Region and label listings
* Start *

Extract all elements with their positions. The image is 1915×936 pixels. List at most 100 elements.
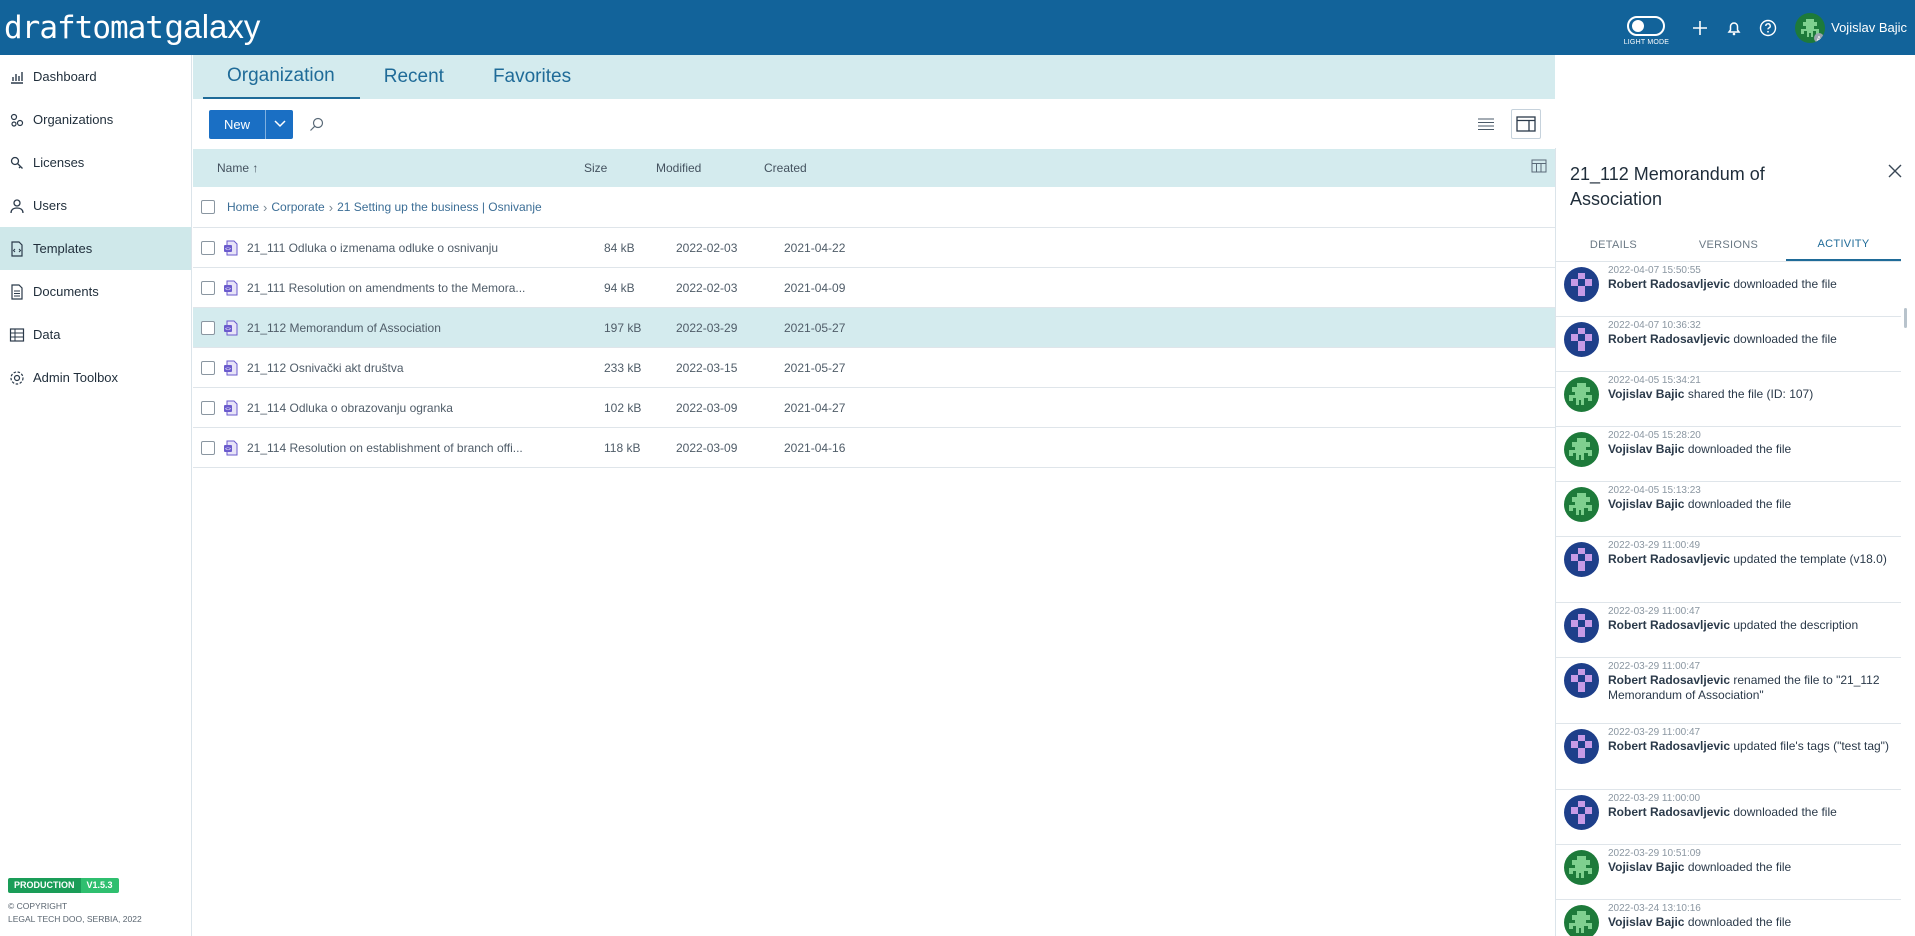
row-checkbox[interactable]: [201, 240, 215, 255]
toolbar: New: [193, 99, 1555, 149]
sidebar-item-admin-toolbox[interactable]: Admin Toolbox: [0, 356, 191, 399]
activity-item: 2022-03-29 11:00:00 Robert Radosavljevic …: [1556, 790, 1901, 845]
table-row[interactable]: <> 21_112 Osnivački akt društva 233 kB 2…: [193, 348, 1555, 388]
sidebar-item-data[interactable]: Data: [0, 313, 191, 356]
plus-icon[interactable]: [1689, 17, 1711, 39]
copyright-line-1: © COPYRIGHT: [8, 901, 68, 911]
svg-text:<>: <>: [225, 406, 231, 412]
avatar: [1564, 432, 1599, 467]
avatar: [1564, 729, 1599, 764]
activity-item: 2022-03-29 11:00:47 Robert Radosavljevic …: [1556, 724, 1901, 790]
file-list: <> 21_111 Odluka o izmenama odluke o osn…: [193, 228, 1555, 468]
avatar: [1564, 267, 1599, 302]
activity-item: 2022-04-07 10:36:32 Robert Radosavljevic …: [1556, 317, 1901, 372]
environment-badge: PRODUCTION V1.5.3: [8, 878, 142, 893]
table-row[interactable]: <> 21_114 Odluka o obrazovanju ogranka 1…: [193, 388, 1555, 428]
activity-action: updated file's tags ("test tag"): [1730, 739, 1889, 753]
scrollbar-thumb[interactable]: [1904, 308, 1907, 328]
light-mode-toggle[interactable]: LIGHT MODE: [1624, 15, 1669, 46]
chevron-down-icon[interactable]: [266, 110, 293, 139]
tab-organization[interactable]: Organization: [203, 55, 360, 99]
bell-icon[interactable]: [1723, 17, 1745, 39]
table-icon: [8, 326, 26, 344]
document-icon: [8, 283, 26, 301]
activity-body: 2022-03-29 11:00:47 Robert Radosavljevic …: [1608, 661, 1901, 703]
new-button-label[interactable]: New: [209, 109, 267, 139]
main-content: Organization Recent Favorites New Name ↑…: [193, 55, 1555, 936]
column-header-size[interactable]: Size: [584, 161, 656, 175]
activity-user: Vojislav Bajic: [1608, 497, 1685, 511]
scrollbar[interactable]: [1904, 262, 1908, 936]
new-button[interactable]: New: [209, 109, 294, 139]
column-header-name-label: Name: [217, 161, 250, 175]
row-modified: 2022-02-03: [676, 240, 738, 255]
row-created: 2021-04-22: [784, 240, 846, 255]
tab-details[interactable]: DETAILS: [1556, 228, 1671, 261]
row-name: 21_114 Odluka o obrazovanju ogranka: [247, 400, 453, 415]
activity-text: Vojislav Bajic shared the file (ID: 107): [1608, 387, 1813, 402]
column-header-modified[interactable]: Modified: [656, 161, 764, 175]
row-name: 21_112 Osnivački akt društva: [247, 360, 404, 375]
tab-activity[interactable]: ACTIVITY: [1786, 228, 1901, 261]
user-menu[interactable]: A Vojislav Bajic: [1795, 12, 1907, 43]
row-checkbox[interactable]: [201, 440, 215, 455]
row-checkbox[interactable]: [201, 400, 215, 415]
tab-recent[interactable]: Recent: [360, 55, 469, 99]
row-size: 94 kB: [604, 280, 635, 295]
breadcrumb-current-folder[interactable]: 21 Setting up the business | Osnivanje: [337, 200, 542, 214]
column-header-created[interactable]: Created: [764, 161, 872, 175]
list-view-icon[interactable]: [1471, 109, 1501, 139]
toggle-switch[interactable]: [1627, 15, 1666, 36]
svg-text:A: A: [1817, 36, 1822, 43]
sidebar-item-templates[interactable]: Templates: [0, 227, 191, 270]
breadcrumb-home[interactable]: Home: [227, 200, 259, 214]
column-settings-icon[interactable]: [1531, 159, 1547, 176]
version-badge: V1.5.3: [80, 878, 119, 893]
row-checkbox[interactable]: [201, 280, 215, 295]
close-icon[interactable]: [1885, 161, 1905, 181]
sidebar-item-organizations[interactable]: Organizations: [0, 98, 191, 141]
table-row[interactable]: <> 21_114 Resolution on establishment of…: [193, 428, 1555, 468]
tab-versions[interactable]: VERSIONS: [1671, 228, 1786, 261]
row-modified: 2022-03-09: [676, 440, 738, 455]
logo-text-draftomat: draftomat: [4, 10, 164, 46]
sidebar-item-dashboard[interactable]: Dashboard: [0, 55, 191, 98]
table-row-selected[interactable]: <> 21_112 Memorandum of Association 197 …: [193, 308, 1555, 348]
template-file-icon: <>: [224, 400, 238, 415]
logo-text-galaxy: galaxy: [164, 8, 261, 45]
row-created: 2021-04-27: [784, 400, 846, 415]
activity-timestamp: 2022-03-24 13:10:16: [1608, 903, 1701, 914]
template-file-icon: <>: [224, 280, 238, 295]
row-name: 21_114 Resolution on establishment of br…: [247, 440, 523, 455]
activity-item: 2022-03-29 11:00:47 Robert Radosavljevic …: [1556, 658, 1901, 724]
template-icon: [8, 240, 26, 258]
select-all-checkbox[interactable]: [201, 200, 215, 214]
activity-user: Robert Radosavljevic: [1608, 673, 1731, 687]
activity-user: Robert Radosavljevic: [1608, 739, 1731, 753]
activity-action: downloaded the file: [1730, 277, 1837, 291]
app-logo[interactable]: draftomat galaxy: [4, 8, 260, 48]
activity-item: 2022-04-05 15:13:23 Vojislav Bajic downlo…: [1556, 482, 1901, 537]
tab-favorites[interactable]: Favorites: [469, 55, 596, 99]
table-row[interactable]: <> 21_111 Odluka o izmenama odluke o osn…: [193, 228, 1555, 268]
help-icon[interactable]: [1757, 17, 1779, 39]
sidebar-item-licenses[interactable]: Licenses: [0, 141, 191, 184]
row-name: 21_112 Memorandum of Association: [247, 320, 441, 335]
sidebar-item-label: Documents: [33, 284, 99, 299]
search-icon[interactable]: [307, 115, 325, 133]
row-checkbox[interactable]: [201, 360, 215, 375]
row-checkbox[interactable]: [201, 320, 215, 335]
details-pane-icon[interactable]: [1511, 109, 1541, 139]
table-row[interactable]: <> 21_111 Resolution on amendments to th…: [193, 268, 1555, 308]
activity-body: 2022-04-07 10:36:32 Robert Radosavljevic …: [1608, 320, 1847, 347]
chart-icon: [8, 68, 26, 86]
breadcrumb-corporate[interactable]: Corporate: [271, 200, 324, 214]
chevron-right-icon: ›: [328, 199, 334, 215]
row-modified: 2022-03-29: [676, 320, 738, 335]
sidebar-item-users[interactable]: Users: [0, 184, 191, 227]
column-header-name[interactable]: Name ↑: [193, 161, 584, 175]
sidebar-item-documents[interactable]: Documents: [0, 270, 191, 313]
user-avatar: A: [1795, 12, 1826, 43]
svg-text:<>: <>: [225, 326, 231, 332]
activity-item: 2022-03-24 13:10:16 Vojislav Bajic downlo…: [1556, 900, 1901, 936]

* End *

SHORT EXERCISE: Copy every line of the items above word for word, omitting the pictures.

COMPLETED TASK:
Extract all elements with their positions. The image is 1915×936 pixels. List at most 100 elements.
row-checkbox[interactable]: [201, 240, 215, 255]
toolbar: New: [193, 99, 1555, 149]
sidebar-item-admin-toolbox[interactable]: Admin Toolbox: [0, 356, 191, 399]
activity-item: 2022-03-29 11:00:00 Robert Radosavljevic …: [1556, 790, 1901, 845]
table-row[interactable]: <> 21_112 Osnivački akt društva 233 kB 2…: [193, 348, 1555, 388]
sidebar-item-data[interactable]: Data: [0, 313, 191, 356]
plus-icon[interactable]: [1689, 17, 1711, 39]
copyright-line-1: © COPYRIGHT: [8, 901, 68, 911]
svg-text:<>: <>: [225, 406, 231, 412]
avatar: [1564, 432, 1599, 467]
avatar: [1564, 729, 1599, 764]
activity-item: 2022-03-29 11:00:47 Robert Radosavljevic …: [1556, 724, 1901, 790]
file-list: <> 21_111 Odluka o izmenama odluke o osn…: [193, 228, 1555, 468]
avatar: [1564, 267, 1599, 302]
activity-item: 2022-04-07 10:36:32 Robert Radosavljevic …: [1556, 317, 1901, 372]
environment-badge: PRODUCTION V1.5.3: [8, 878, 142, 893]
table-row[interactable]: <> 21_114 Odluka o obrazovanju ogranka 1…: [193, 388, 1555, 428]
activity-action: updated file's tags ("test tag"): [1730, 739, 1889, 753]
scrollbar-thumb[interactable]: [1904, 308, 1907, 328]
light-mode-toggle[interactable]: LIGHT MODE: [1624, 15, 1669, 46]
chevron-down-icon[interactable]: [266, 110, 293, 139]
tab-organization[interactable]: Organization: [203, 55, 360, 99]
bell-icon[interactable]: [1723, 17, 1745, 39]
table-icon: [8, 326, 26, 344]
document-icon: [8, 283, 26, 301]
activity-body: 2022-03-29 11:00:47 Robert Radosavljevic …: [1608, 661, 1901, 703]
new-button-label[interactable]: New: [209, 109, 267, 139]
main-content: Organization Recent Favorites New Name ↑…: [193, 55, 1555, 936]
column-header-size[interactable]: Size: [584, 161, 656, 175]
activity-user: Vojislav Bajic: [1608, 497, 1685, 511]
scrollbar[interactable]: [1904, 262, 1908, 936]
new-button[interactable]: New: [209, 109, 294, 139]
column-header-name-label: Name: [217, 161, 250, 175]
row-modified: 2022-02-03: [676, 240, 738, 255]
row-created: 2021-04-22: [784, 240, 846, 255]
tab-details[interactable]: DETAILS: [1556, 228, 1671, 261]
row-name: 21_114 Odluka o obrazovanju ogranka: [247, 400, 453, 415]
activity-text: Vojislav Bajic shared the file (ID: 107): [1608, 387, 1813, 402]
column-header-modified[interactable]: Modified: [656, 161, 764, 175]
row-name: 21_112 Osnivački akt društva: [247, 360, 404, 375]
tab-activity[interactable]: ACTIVITY: [1786, 228, 1901, 261]
user-menu[interactable]: A Vojislav Bajic: [1795, 12, 1907, 43]
row-checkbox[interactable]: [201, 440, 215, 455]
row-checkbox[interactable]: [201, 400, 215, 415]
tab-recent[interactable]: Recent: [360, 55, 469, 99]
row-size: 94 kB: [604, 280, 635, 295]
breadcrumb-current-folder[interactable]: 21 Setting up the business | Osnivanje: [337, 200, 542, 214]
column-header-created[interactable]: Created: [764, 161, 872, 175]
list-view-icon[interactable]: [1471, 109, 1501, 139]
toggle-switch[interactable]: [1627, 15, 1666, 36]
svg-text:A: A: [1817, 36, 1822, 43]
sidebar-item-templates[interactable]: Templates: [0, 227, 191, 270]
breadcrumb-home[interactable]: Home: [227, 200, 259, 214]
column-settings-icon[interactable]: [1531, 159, 1547, 176]
version-badge: V1.5.3: [80, 878, 119, 893]
row-checkbox[interactable]: [201, 280, 215, 295]
close-icon[interactable]: [1885, 161, 1905, 181]
sidebar-item-organizations[interactable]: Organizations: [0, 98, 191, 141]
table-row[interactable]: <> 21_114 Resolution on establishment of…: [193, 428, 1555, 468]
tab-versions[interactable]: VERSIONS: [1671, 228, 1786, 261]
row-modified: 2022-03-09: [676, 440, 738, 455]
logo-text-draftomat: draftomat: [4, 10, 164, 46]
sidebar-item-dashboard[interactable]: Dashboard: [0, 55, 191, 98]
table-row-selected[interactable]: <> 21_112 Memorandum of Association 197 …: [193, 308, 1555, 348]
template-file-icon: <>: [224, 400, 238, 415]
logo-text-galaxy: galaxy: [164, 8, 261, 45]
row-created: 2021-04-27: [784, 400, 846, 415]
activity-timestamp: 2022-03-24 13:10:16: [1608, 903, 1701, 914]
template-file-icon: <>: [224, 280, 238, 295]
row-name: 21_114 Resolution on establishment of br…: [247, 440, 523, 455]
activity-item: 2022-03-29 11:00:47 Robert Radosavljevic …: [1556, 658, 1901, 724]
template-icon: [8, 240, 26, 258]
select-all-checkbox[interactable]: [201, 200, 215, 214]
activity-user: Robert Radosavljevic: [1608, 673, 1731, 687]
activity-user: Robert Radosavljevic: [1608, 739, 1731, 753]
activity-action: downloaded the file: [1730, 277, 1837, 291]
app-logo[interactable]: draftomat galaxy: [4, 8, 260, 48]
activity-item: 2022-04-05 15:13:23 Vojislav Bajic downlo…: [1556, 482, 1901, 537]
tab-favorites[interactable]: Favorites: [469, 55, 596, 99]
table-row[interactable]: <> 21_111 Odluka o izmenama odluke o osn…: [193, 228, 1555, 268]
help-icon[interactable]: [1757, 17, 1779, 39]
sidebar-item-licenses[interactable]: Licenses: [0, 141, 191, 184]
row-name: 21_112 Memorandum of Association: [247, 320, 441, 335]
sidebar-item-label: Documents: [33, 284, 99, 299]
search-icon[interactable]: [307, 115, 325, 133]
row-checkbox[interactable]: [201, 360, 215, 375]
row-checkbox[interactable]: [201, 320, 215, 335]
details-pane-icon[interactable]: [1511, 109, 1541, 139]
table-row[interactable]: <> 21_111 Resolution on amendments to th…: [193, 268, 1555, 308]
activity-body: 2022-04-07 10:36:32 Robert Radosavljevic …: [1608, 320, 1847, 347]
chart-icon: [8, 68, 26, 86]
breadcrumb-corporate[interactable]: Corporate: [271, 200, 324, 214]
chevron-right-icon: ›: [328, 199, 334, 215]
row-modified: 2022-03-29: [676, 320, 738, 335]
sidebar-item-users[interactable]: Users: [0, 184, 191, 227]
column-header-name[interactable]: Name ↑: [193, 161, 584, 175]
sidebar-item-documents[interactable]: Documents: [0, 270, 191, 313]
user-avatar: A: [1795, 12, 1826, 43]
svg-text:<>: <>: [225, 326, 231, 332]
activity-item: 2022-03-24 13:10:16 Vojislav Bajic downlo…: [1556, 900, 1901, 936]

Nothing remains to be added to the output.